Dataset entries:

###

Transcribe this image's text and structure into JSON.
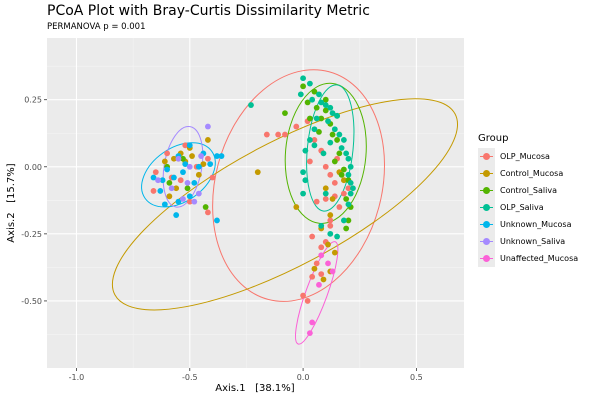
{
  "chart_data": {
    "type": "scatter",
    "title": "PCoA Plot with Bray-Curtis Dissimilarity Metric",
    "subtitle": "PERMANOVA p = 0.001",
    "xlabel": "Axis.1   [38.1%]",
    "ylabel": "Axis.2   [15.7%]",
    "xlim": [
      -1.13,
      0.71
    ],
    "ylim": [
      -0.75,
      0.48
    ],
    "x_ticks": [
      -1.0,
      -0.5,
      0.0,
      0.5
    ],
    "x_tick_labels": [
      "-1.0",
      "-0.5",
      "0.0",
      "0.5"
    ],
    "y_ticks": [
      0.25,
      0.0,
      -0.25,
      -0.5
    ],
    "y_tick_labels": [
      "0.25",
      "0.00",
      "-0.25",
      "-0.50"
    ],
    "grid": true,
    "legend": {
      "title": "Group",
      "position": "right"
    },
    "series": [
      {
        "name": "OLP_Mucosa",
        "color": "#F8766D",
        "ellipse": {
          "cx": -0.02,
          "cy": -0.07,
          "rx": 0.52,
          "ry": 0.31,
          "angle": -75
        },
        "points": [
          [
            -0.52,
            0.08
          ],
          [
            -0.55,
            0.03
          ],
          [
            -0.6,
            0.05
          ],
          [
            -0.65,
            -0.02
          ],
          [
            -0.66,
            -0.09
          ],
          [
            -0.58,
            -0.04
          ],
          [
            -0.5,
            -0.13
          ],
          [
            -0.54,
            -0.05
          ],
          [
            -0.47,
            0.0
          ],
          [
            -0.42,
            -0.17
          ],
          [
            -0.42,
            0.03
          ],
          [
            -0.4,
            -0.04
          ],
          [
            -0.16,
            0.12
          ],
          [
            -0.11,
            0.12
          ],
          [
            -0.08,
            0.12
          ],
          [
            -0.03,
            0.15
          ],
          [
            0.02,
            0.17
          ],
          [
            0.05,
            0.1
          ],
          [
            0.08,
            0.06
          ],
          [
            0.1,
            0.0
          ],
          [
            0.12,
            -0.03
          ],
          [
            0.14,
            -0.06
          ],
          [
            0.1,
            -0.12
          ],
          [
            0.06,
            -0.13
          ],
          [
            0.12,
            -0.2
          ],
          [
            0.16,
            -0.15
          ],
          [
            0.18,
            -0.1
          ],
          [
            0.2,
            -0.08
          ],
          [
            0.04,
            -0.26
          ],
          [
            0.08,
            -0.3
          ],
          [
            0.1,
            -0.28
          ],
          [
            0.12,
            -0.22
          ],
          [
            0.06,
            -0.36
          ],
          [
            0.08,
            -0.4
          ],
          [
            0.04,
            -0.41
          ],
          [
            0.0,
            -0.48
          ],
          [
            0.02,
            -0.5
          ],
          [
            0.14,
            -0.11
          ],
          [
            0.15,
            0.03
          ],
          [
            0.03,
            0.02
          ]
        ]
      },
      {
        "name": "Control_Mucosa",
        "color": "#C49A00",
        "ellipse": {
          "cx": -0.08,
          "cy": -0.14,
          "rx": 0.85,
          "ry": 0.23,
          "angle": -28
        },
        "points": [
          [
            -0.5,
            0.07
          ],
          [
            -0.54,
            0.05
          ],
          [
            -0.57,
            0.03
          ],
          [
            -0.52,
            0.02
          ],
          [
            -0.49,
            0.04
          ],
          [
            -0.46,
            -0.03
          ],
          [
            -0.56,
            -0.08
          ],
          [
            -0.59,
            -0.11
          ],
          [
            -0.61,
            0.02
          ],
          [
            -0.42,
            0.1
          ],
          [
            -0.2,
            -0.02
          ],
          [
            -0.03,
            -0.15
          ],
          [
            0.1,
            -0.08
          ],
          [
            0.13,
            -0.12
          ],
          [
            0.08,
            -0.23
          ],
          [
            0.11,
            -0.29
          ],
          [
            0.14,
            -0.32
          ],
          [
            0.05,
            -0.38
          ],
          [
            0.12,
            -0.39
          ],
          [
            0.09,
            -0.42
          ],
          [
            0.16,
            -0.02
          ],
          [
            0.18,
            -0.05
          ],
          [
            -0.44,
            0.01
          ],
          [
            0.12,
            -0.18
          ]
        ]
      },
      {
        "name": "Control_Saliva",
        "color": "#53B400",
        "ellipse": {
          "cx": 0.1,
          "cy": 0.05,
          "rx": 0.31,
          "ry": 0.15,
          "angle": -85
        },
        "points": [
          [
            -0.53,
            0.03
          ],
          [
            -0.6,
            0.0
          ],
          [
            -0.59,
            -0.06
          ],
          [
            -0.51,
            -0.08
          ],
          [
            -0.43,
            -0.15
          ],
          [
            -0.08,
            0.2
          ],
          [
            0.0,
            0.3
          ],
          [
            0.05,
            0.28
          ],
          [
            0.02,
            0.24
          ],
          [
            0.06,
            0.22
          ],
          [
            0.1,
            0.21
          ],
          [
            0.08,
            0.18
          ],
          [
            0.12,
            0.16
          ],
          [
            0.13,
            0.12
          ],
          [
            0.07,
            0.13
          ],
          [
            0.15,
            0.1
          ],
          [
            0.16,
            0.05
          ],
          [
            0.14,
            0.02
          ],
          [
            0.18,
            -0.01
          ],
          [
            0.17,
            -0.03
          ],
          [
            0.2,
            -0.05
          ],
          [
            0.19,
            -0.12
          ],
          [
            0.21,
            -0.15
          ],
          [
            0.2,
            -0.2
          ],
          [
            0.19,
            -0.23
          ],
          [
            0.03,
            0.18
          ],
          [
            0.1,
            0.25
          ],
          [
            0.15,
            0.19
          ]
        ]
      },
      {
        "name": "OLP_Saliva",
        "color": "#00C094",
        "ellipse": {
          "cx": 0.12,
          "cy": 0.07,
          "rx": 0.28,
          "ry": 0.085,
          "angle": -84
        },
        "points": [
          [
            -0.23,
            0.23
          ],
          [
            0.0,
            0.33
          ],
          [
            0.03,
            0.31
          ],
          [
            -0.01,
            0.27
          ],
          [
            0.04,
            0.25
          ],
          [
            0.07,
            0.27
          ],
          [
            0.08,
            0.24
          ],
          [
            0.1,
            0.23
          ],
          [
            0.12,
            0.22
          ],
          [
            0.13,
            0.2
          ],
          [
            0.15,
            0.19
          ],
          [
            0.11,
            0.17
          ],
          [
            0.14,
            0.14
          ],
          [
            0.16,
            0.12
          ],
          [
            0.18,
            0.1
          ],
          [
            0.12,
            0.09
          ],
          [
            0.17,
            0.07
          ],
          [
            0.19,
            0.05
          ],
          [
            0.2,
            0.03
          ],
          [
            0.21,
            0.0
          ],
          [
            0.2,
            -0.03
          ],
          [
            0.21,
            -0.06
          ],
          [
            0.22,
            -0.08
          ],
          [
            0.21,
            -0.1
          ],
          [
            0.03,
            0.1
          ],
          [
            0.05,
            0.08
          ],
          [
            0.01,
            0.06
          ],
          [
            0.09,
            0.05
          ],
          [
            0.0,
            -0.02
          ],
          [
            0.01,
            -0.05
          ],
          [
            0.0,
            -0.1
          ],
          [
            0.1,
            -0.1
          ],
          [
            0.08,
            -0.22
          ],
          [
            0.12,
            -0.25
          ],
          [
            0.15,
            -0.26
          ],
          [
            0.18,
            -0.2
          ],
          [
            0.2,
            -0.14
          ],
          [
            0.06,
            0.18
          ],
          [
            0.05,
            0.14
          ]
        ]
      },
      {
        "name": "Unknown_Mucosa",
        "color": "#00B6EB",
        "ellipse": {
          "cx": -0.55,
          "cy": -0.03,
          "rx": 0.18,
          "ry": 0.1,
          "angle": -35
        },
        "points": [
          [
            -0.5,
            0.08
          ],
          [
            -0.55,
            0.04
          ],
          [
            -0.52,
            0.01
          ],
          [
            -0.6,
            -0.01
          ],
          [
            -0.57,
            -0.04
          ],
          [
            -0.62,
            -0.05
          ],
          [
            -0.63,
            -0.09
          ],
          [
            -0.61,
            -0.14
          ],
          [
            -0.55,
            -0.13
          ],
          [
            -0.5,
            -0.11
          ],
          [
            -0.48,
            -0.06
          ],
          [
            -0.46,
            0.0
          ],
          [
            -0.44,
            0.05
          ],
          [
            -0.38,
            0.04
          ],
          [
            -0.36,
            0.04
          ],
          [
            -0.41,
            0.01
          ],
          [
            -0.56,
            -0.18
          ],
          [
            -0.38,
            -0.2
          ],
          [
            -0.66,
            -0.04
          ],
          [
            -0.53,
            -0.02
          ]
        ]
      },
      {
        "name": "Unknown_Saliva",
        "color": "#A58AFF",
        "ellipse": {
          "cx": -0.53,
          "cy": 0.0,
          "rx": 0.18,
          "ry": 0.07,
          "angle": -80
        },
        "points": [
          [
            -0.42,
            0.15
          ],
          [
            -0.45,
            0.04
          ],
          [
            -0.58,
            -0.08
          ],
          [
            -0.53,
            -0.12
          ],
          [
            -0.48,
            -0.13
          ],
          [
            -0.5,
            0.0
          ],
          [
            -0.55,
            0.03
          ],
          [
            -0.64,
            -0.05
          ],
          [
            -0.46,
            -0.1
          ],
          [
            -0.51,
            -0.06
          ]
        ]
      },
      {
        "name": "Unaffected_Mucosa",
        "color": "#FB61D7",
        "ellipse": {
          "cx": 0.06,
          "cy": -0.47,
          "rx": 0.24,
          "ry": 0.04,
          "angle": -70
        },
        "points": [
          [
            0.08,
            -0.33
          ],
          [
            0.11,
            -0.36
          ],
          [
            0.13,
            -0.39
          ],
          [
            0.07,
            -0.44
          ],
          [
            0.04,
            -0.58
          ],
          [
            0.03,
            -0.62
          ]
        ]
      }
    ]
  }
}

###

* [Set task]: Answer with one number: how many lines in the listing hold "name".

* [Response to the task]: 7